==== Page extract ====

Zero Waste/ Curbside Composting

  • “My first reaction to the [citywide curbside]composting is, I can’t wait…”
  • Wants to look into additional recycling in our city’s parks – and trying to make that a cost effective process
  • “As we move forward with our zero waste goals, we do have to be mindful of the costs, and figure out exactly how we can make this work for everyone.”
  • About the additional $5 composting fee (which will be imposed on Austin Resource Recovery customers once the city’s curbside composting program is rolled out) – “Sometimes you have to invest in things that are the right thing to do, and then you need to provide mechanisms for those people who are on the lower end of the spectrum so that they can take advantage of it too.” – says that she understands some people will be upset by the fee, but explained that curbside composting is important and perhaps council can get creative in coming up with a solution for those folks who could really suffer under the additional fee
  • Supports educating Austin students about how to compost and reduce their own waste, both at school and at home

Climate Change

If elected, would work closely with other members of council who advocate for environmental responsibility, as well as help to make Austin’s environmental goals a reality.

“I think some of the most exciting efforts to address climate change are coming on the local level…and I think that Austin, as an environmental city must be at the forefront of that…” – Alison Alter, during her AEN/Shades of Green Interview


Rob Walker

  • International Tax CPA
  • PhD from the University of Texas in Taxation and Finance
  • Campaign Website
Rob Walker

Austin City Council Candidate Rob Walker, photo courtesy of the Rob Walker Campaign

Why he’s running

  • Believes that there are three big issues that Austin faces – traffic, taxes, and planned unit developments (PUDs)
  • “My hope for this city…is ease of living…,” Rob Walker said during the LWV Candidate Forum. “I want to see things done that will bring back some of that ease. I don’t think we’re ever going to get back to where we were, but…”

====

**To-do list**:
- A) According to the candidate profiles, what degree does Rob Walker hold?
- B) In the candidate profiles, rewrite everything from "Austin City Council" down to "unit developments (PUDs)", swapping "traffic" for "transportation".

==== Excerpted records ====

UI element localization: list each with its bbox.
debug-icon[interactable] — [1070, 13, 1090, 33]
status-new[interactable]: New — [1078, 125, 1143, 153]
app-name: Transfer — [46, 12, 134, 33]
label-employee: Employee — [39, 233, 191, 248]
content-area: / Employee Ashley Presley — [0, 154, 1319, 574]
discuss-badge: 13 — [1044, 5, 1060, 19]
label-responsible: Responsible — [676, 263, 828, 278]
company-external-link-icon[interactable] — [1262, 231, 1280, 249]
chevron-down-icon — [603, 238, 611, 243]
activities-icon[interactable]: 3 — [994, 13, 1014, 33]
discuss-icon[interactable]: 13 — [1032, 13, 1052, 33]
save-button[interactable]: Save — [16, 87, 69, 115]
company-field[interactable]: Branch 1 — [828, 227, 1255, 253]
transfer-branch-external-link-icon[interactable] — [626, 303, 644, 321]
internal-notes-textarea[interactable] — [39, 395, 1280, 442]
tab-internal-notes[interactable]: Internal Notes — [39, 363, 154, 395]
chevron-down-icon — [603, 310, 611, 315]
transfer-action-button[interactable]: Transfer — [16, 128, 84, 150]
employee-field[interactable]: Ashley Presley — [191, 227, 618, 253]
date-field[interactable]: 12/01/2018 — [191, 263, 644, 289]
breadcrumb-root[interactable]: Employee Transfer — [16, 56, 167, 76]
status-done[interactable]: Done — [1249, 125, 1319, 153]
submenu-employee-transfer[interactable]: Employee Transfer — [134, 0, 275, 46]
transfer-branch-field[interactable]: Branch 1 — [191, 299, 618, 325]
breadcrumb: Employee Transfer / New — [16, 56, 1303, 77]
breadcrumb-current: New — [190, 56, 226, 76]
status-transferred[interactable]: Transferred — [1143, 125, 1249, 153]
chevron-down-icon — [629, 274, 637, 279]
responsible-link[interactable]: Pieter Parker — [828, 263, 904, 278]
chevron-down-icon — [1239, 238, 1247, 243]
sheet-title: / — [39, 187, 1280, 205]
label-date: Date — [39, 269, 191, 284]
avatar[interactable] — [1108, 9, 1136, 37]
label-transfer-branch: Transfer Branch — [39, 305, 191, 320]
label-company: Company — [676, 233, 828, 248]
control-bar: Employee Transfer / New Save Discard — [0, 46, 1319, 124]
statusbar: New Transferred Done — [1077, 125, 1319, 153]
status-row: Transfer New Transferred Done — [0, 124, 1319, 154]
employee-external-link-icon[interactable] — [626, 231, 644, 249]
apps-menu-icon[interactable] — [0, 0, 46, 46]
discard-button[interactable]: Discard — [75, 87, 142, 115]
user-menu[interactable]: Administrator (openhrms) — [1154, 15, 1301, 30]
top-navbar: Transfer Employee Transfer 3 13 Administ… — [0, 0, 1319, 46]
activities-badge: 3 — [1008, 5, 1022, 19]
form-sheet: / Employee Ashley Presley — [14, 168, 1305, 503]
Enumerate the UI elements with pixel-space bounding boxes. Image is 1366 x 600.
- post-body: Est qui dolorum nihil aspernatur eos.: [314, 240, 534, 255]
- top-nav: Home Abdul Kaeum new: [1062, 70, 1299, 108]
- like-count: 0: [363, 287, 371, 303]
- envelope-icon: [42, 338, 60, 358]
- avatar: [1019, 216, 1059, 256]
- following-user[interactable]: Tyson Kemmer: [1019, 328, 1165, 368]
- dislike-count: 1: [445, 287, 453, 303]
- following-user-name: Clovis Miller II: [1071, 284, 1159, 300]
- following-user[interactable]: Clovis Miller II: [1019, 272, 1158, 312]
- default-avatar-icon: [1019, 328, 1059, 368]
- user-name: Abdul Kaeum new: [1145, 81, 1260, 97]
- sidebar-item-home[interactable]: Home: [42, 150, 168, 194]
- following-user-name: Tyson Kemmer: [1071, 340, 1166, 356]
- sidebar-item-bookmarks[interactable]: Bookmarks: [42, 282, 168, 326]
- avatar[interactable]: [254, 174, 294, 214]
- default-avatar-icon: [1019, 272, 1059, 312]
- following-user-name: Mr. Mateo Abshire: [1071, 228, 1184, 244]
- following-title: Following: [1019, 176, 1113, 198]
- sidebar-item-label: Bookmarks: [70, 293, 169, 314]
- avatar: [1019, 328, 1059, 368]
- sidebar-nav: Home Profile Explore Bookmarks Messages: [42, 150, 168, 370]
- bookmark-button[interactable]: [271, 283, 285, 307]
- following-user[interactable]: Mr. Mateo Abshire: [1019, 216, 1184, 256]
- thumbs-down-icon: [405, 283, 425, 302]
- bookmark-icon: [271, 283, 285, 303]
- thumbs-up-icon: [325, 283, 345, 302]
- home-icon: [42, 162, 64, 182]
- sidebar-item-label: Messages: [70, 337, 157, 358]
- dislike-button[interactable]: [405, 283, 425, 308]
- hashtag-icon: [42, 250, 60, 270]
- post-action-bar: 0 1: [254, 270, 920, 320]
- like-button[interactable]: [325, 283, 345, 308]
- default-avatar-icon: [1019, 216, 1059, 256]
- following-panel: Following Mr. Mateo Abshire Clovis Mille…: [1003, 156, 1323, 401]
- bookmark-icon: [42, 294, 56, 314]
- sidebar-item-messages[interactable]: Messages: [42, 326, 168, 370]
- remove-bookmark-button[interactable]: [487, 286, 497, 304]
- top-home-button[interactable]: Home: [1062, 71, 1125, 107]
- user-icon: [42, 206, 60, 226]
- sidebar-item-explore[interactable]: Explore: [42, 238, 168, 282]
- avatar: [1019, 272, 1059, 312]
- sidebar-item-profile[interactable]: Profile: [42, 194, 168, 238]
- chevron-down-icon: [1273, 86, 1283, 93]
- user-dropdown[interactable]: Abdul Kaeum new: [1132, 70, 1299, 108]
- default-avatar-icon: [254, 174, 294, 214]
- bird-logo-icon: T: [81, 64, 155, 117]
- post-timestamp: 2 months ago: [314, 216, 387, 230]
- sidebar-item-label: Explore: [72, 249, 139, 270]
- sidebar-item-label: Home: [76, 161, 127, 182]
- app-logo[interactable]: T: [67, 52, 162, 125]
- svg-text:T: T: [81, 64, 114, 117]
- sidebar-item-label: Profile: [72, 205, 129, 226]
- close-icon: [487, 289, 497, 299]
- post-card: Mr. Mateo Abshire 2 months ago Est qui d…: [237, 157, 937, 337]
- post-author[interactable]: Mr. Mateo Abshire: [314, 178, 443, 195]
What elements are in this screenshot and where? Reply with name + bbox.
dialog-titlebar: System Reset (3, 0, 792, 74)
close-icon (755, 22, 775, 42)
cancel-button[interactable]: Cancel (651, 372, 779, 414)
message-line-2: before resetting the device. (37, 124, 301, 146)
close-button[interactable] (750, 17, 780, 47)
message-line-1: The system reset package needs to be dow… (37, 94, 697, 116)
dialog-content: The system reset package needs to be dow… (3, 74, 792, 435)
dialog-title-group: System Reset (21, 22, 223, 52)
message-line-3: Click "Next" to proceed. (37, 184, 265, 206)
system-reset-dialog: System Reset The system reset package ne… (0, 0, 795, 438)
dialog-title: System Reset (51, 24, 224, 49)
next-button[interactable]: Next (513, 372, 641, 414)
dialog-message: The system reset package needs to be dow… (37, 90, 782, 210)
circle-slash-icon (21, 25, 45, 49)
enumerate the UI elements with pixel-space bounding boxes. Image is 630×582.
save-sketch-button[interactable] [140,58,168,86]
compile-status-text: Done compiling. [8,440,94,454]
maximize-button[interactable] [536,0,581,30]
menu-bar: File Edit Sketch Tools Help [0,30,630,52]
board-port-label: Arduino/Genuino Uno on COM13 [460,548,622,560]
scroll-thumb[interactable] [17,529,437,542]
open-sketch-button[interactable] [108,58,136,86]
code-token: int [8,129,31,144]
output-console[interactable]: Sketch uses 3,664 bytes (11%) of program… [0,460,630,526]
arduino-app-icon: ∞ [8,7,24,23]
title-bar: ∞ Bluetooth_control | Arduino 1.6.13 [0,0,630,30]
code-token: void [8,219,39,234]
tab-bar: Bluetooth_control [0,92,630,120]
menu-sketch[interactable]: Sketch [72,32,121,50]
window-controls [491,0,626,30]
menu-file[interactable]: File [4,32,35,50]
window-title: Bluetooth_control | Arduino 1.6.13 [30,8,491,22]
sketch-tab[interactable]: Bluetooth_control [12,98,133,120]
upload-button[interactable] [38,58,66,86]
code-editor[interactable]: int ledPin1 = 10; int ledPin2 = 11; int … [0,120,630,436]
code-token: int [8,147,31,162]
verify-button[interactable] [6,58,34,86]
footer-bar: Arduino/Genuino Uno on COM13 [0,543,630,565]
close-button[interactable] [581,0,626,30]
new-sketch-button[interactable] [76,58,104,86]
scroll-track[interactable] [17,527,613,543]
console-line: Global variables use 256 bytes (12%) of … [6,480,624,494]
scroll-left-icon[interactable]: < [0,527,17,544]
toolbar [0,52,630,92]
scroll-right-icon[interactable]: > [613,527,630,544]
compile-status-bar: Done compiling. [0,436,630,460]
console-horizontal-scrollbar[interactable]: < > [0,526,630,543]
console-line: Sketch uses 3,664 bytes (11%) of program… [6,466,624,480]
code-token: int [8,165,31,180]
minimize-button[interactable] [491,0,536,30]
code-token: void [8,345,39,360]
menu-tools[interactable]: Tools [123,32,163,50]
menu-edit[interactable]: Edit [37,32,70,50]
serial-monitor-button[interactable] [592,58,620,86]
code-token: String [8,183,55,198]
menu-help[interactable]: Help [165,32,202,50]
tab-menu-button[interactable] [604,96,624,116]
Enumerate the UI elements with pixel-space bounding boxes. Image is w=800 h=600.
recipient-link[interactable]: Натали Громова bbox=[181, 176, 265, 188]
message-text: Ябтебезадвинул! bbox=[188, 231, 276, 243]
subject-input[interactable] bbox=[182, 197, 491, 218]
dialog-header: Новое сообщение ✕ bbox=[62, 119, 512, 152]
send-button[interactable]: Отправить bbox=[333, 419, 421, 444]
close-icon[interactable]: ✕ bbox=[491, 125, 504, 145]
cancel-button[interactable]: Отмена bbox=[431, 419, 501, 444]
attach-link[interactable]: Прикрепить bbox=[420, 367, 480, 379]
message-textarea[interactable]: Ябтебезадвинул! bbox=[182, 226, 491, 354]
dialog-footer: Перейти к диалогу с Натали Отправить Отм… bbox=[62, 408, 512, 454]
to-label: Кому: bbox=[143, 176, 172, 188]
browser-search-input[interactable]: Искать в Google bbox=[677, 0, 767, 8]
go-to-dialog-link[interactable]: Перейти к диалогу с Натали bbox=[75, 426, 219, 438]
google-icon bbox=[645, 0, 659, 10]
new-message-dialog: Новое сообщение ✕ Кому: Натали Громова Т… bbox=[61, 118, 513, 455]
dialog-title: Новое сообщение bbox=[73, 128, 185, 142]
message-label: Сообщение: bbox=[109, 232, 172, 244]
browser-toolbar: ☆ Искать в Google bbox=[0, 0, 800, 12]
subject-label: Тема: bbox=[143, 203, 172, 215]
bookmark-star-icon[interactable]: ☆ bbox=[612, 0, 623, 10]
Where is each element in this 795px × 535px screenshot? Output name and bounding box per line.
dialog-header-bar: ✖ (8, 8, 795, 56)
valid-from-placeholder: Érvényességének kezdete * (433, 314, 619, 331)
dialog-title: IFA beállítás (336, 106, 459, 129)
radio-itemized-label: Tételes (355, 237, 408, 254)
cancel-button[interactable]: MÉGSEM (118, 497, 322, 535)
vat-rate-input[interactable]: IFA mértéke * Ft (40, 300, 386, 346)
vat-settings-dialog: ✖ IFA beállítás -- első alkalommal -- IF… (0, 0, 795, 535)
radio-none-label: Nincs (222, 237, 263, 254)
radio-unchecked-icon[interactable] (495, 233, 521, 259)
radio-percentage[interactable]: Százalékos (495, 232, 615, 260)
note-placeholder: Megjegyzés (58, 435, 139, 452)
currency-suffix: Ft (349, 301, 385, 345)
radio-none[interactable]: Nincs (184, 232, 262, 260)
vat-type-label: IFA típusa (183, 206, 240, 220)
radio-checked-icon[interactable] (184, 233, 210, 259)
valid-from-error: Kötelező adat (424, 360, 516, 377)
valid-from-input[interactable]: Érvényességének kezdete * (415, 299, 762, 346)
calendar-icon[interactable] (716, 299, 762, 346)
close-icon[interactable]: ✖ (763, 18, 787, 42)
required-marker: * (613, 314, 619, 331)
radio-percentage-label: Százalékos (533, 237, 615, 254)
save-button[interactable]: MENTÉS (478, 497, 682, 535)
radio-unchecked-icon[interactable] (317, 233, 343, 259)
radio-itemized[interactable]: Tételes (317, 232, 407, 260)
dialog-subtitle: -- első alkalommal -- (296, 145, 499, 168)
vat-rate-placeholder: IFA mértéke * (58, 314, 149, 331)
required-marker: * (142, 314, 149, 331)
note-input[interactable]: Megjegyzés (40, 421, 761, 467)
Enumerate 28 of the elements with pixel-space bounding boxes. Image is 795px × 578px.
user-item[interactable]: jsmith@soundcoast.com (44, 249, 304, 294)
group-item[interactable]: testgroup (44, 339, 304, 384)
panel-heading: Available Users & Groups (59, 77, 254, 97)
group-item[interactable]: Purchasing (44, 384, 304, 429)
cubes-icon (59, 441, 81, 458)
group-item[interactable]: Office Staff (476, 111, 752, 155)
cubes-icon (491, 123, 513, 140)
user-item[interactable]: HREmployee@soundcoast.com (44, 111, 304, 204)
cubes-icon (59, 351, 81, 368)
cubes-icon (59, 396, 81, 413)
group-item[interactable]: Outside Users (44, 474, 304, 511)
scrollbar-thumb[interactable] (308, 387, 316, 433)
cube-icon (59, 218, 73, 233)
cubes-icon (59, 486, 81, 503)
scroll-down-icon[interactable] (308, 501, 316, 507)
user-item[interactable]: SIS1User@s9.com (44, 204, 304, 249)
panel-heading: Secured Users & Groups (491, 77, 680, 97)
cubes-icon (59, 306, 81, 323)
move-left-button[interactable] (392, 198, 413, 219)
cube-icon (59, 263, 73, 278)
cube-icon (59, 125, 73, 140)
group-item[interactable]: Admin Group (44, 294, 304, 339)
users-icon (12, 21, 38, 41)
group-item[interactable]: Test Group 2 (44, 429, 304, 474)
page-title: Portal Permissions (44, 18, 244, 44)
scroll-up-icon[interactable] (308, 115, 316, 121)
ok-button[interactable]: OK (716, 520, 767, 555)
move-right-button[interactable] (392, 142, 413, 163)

====

**Outputs**:
- A) A PhD from the University of Texas in Taxation and Finance.

- B)
Austin City Council Candidate Rob Walker, photo courtesy of the Rob Walker Campaign

Why he’s running

  • Believes that there are three big issues that Austin faces – transportation, taxes, and planned unit developments (PUDs)